Given problem: From the entries that follow, list every line in which the string "username" appears.

Entries from a dataset
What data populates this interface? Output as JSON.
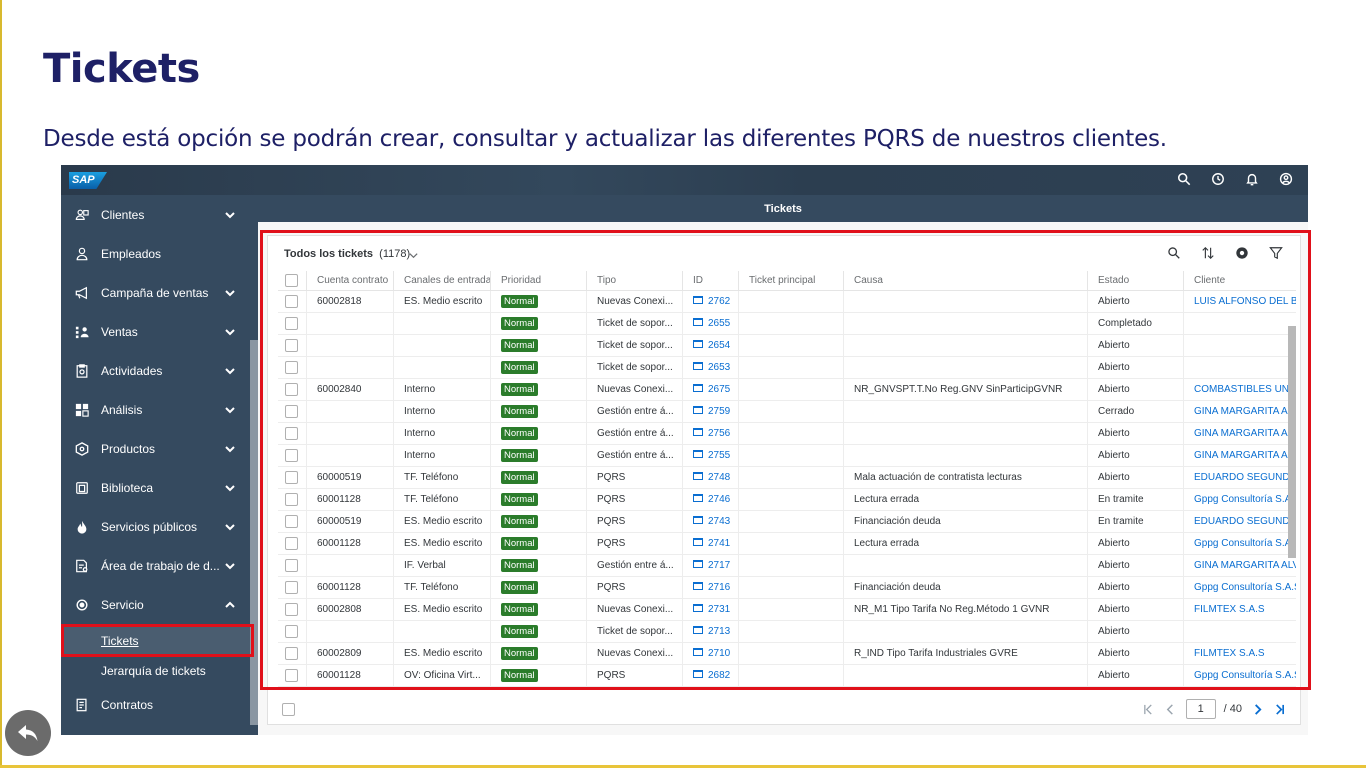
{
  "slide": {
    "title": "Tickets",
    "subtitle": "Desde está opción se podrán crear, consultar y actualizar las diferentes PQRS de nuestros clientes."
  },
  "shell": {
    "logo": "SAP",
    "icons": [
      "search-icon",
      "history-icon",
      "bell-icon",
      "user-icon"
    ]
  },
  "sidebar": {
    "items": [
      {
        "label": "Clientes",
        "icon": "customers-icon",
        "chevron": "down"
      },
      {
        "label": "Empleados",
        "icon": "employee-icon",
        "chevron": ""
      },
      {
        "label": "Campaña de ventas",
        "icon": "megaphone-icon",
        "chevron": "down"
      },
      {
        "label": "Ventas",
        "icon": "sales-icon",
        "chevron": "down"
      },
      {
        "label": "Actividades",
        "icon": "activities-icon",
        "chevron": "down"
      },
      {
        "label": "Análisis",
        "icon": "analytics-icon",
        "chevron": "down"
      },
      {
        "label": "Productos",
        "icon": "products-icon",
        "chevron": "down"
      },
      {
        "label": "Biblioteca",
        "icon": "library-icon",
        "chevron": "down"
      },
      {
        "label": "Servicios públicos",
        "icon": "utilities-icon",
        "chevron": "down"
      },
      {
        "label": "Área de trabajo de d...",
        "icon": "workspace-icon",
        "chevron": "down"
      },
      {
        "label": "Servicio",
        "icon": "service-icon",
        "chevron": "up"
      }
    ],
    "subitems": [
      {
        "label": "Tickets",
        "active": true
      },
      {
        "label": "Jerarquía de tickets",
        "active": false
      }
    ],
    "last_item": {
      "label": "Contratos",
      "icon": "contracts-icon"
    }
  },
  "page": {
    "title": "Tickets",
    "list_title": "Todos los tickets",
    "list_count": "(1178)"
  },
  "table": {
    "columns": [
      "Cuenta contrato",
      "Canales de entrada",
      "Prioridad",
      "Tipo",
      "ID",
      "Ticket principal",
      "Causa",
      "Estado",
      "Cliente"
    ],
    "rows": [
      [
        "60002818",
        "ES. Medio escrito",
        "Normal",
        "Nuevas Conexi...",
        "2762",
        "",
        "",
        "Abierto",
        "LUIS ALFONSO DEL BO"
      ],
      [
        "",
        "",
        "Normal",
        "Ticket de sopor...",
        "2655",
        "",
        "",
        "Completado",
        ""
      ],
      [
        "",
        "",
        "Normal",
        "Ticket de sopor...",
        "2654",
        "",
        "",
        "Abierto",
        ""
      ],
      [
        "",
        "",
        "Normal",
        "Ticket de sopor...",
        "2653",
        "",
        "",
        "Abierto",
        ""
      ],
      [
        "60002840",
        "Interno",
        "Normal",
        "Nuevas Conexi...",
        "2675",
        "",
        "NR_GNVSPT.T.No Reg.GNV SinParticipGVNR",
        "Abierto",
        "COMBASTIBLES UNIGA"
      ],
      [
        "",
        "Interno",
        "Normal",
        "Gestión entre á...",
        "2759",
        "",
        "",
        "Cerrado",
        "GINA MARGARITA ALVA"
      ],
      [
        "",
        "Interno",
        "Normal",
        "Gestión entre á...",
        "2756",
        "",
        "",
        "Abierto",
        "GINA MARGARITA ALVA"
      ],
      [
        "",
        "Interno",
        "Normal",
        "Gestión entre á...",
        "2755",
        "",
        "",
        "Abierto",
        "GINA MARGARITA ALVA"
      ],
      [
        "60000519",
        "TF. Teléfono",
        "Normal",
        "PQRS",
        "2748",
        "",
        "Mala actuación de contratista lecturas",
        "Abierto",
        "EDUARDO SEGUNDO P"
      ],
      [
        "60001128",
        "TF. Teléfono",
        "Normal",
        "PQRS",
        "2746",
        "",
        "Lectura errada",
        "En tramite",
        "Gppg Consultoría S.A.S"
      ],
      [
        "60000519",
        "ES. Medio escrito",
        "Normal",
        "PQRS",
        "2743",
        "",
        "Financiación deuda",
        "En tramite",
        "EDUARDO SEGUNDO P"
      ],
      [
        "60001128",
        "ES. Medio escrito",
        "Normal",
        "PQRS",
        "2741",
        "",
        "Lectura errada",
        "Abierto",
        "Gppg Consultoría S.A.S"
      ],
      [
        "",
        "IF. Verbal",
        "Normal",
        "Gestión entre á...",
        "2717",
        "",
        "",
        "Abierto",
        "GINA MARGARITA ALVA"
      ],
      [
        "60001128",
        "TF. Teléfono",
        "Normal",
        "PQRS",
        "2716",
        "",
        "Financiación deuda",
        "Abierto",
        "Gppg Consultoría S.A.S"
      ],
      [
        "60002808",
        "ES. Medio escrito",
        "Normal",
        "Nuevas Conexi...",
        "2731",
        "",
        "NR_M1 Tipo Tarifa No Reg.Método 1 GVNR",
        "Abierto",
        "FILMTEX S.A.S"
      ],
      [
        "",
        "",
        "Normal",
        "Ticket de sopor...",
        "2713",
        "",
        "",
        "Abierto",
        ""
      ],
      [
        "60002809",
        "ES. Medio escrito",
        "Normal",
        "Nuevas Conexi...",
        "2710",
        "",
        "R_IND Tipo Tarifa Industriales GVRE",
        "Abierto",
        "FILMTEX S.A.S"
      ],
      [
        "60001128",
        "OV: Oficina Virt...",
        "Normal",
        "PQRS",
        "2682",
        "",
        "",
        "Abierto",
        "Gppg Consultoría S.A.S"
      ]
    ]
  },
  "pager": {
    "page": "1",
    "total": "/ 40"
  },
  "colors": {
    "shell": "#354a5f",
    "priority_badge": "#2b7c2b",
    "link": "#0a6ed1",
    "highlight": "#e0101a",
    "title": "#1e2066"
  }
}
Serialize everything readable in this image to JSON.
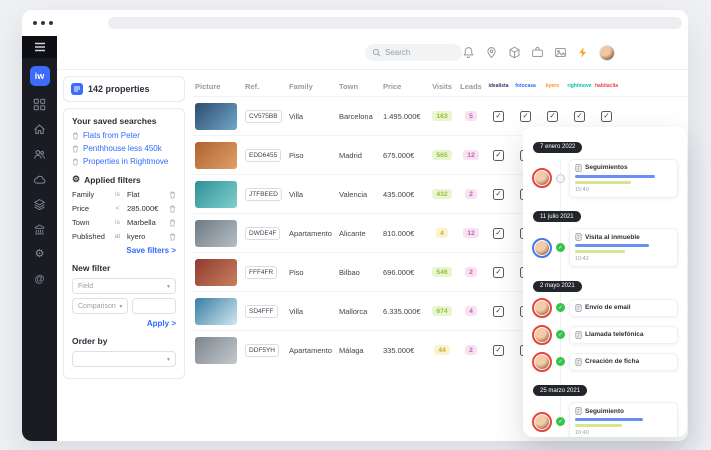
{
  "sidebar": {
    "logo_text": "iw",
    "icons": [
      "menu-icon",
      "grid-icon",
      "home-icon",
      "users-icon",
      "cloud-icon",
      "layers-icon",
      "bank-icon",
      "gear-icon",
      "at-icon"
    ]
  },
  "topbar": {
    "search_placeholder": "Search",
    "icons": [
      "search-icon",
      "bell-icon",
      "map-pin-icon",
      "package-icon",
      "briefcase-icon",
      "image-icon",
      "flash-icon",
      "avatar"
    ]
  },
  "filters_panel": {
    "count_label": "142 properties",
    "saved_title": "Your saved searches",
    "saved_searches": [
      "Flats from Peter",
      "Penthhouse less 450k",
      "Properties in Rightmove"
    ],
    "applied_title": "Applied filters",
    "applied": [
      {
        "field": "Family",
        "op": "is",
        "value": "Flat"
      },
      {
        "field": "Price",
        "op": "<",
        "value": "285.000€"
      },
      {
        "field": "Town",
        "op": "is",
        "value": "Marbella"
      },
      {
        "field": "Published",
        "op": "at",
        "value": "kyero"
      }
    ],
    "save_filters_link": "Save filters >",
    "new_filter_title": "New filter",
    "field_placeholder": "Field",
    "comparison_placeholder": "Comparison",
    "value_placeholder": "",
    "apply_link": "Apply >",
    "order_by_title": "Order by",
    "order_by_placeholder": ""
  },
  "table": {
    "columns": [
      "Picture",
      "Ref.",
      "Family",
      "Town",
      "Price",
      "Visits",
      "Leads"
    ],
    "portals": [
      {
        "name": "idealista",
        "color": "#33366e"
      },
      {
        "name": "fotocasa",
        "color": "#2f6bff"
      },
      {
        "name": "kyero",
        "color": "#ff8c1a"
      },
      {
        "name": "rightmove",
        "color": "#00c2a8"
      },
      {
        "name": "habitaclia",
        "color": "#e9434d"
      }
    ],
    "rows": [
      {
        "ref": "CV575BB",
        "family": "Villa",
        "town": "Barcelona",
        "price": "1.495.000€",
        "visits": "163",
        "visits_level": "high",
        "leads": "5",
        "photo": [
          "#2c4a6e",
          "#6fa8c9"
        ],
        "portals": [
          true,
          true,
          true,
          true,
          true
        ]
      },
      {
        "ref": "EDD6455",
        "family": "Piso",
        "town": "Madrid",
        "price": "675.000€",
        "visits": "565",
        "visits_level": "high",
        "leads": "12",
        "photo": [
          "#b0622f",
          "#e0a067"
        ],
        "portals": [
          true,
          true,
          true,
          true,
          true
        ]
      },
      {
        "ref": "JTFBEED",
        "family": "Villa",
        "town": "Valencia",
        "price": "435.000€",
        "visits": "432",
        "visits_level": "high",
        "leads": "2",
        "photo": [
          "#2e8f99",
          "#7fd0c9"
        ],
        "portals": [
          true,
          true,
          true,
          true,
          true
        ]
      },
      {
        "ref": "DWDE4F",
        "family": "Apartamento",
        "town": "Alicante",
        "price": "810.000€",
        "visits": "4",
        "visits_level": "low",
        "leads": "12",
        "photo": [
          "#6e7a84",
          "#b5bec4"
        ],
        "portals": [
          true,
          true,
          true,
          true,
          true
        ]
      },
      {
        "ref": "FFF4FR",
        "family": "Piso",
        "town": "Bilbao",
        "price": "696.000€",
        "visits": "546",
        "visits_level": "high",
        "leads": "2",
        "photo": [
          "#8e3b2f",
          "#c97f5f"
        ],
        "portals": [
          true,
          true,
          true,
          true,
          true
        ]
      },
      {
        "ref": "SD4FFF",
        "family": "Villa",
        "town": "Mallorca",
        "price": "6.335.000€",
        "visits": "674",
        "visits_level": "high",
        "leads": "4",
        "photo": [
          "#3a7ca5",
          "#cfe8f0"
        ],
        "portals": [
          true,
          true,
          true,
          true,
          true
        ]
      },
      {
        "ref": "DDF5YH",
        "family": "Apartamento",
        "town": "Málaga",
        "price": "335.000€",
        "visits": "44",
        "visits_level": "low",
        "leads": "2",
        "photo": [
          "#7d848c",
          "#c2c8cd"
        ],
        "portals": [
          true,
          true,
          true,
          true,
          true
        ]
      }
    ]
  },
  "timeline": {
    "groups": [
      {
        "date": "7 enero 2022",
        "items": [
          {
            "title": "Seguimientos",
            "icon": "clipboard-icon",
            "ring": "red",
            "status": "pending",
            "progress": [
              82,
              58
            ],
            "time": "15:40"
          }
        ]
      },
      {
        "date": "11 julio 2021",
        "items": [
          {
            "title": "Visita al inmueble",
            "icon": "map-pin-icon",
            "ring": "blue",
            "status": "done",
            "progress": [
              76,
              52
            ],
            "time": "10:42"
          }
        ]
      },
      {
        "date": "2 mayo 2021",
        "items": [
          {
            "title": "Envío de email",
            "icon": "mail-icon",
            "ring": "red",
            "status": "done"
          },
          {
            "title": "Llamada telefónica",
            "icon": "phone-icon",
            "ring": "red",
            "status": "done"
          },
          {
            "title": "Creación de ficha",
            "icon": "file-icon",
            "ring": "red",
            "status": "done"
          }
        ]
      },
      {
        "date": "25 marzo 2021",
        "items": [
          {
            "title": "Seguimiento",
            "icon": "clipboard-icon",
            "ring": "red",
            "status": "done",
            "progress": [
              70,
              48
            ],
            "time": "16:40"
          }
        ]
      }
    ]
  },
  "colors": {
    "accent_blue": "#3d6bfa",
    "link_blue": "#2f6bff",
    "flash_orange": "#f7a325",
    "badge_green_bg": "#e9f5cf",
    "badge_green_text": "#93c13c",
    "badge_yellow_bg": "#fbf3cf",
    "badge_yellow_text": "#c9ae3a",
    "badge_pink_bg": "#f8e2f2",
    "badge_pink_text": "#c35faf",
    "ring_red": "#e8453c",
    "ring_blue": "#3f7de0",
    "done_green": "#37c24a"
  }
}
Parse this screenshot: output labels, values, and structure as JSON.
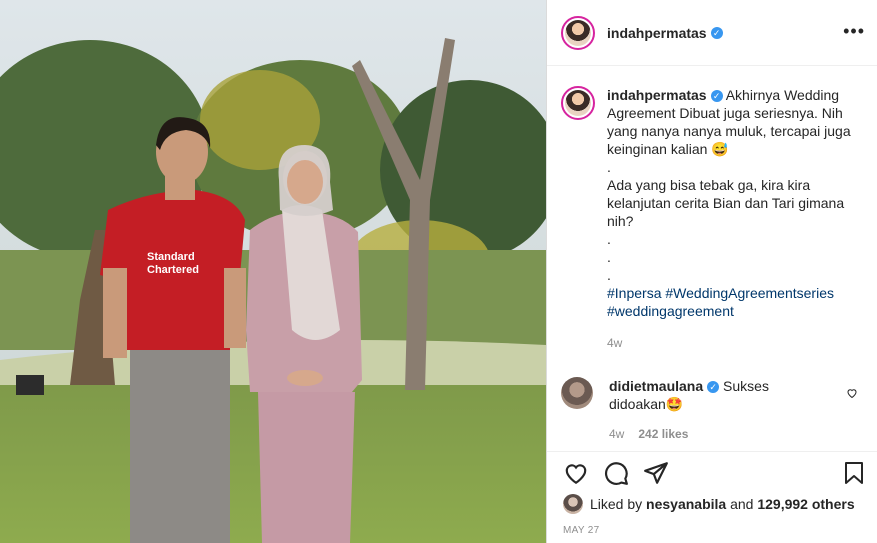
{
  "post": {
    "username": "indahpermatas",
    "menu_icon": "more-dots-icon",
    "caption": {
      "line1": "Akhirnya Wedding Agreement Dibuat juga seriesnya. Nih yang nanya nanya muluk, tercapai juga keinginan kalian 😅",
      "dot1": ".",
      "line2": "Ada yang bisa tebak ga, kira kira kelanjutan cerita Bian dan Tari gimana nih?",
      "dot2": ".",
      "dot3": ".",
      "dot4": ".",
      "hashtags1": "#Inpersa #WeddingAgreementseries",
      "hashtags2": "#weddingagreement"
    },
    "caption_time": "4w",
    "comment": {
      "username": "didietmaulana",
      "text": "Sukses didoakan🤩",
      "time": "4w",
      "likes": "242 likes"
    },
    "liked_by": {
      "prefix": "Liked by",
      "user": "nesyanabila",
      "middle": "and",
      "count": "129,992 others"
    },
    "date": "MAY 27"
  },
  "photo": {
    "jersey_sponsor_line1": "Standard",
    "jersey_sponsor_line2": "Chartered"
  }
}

Complete output:
    "username": "indahpermatas",
      "username": "didietmaulana",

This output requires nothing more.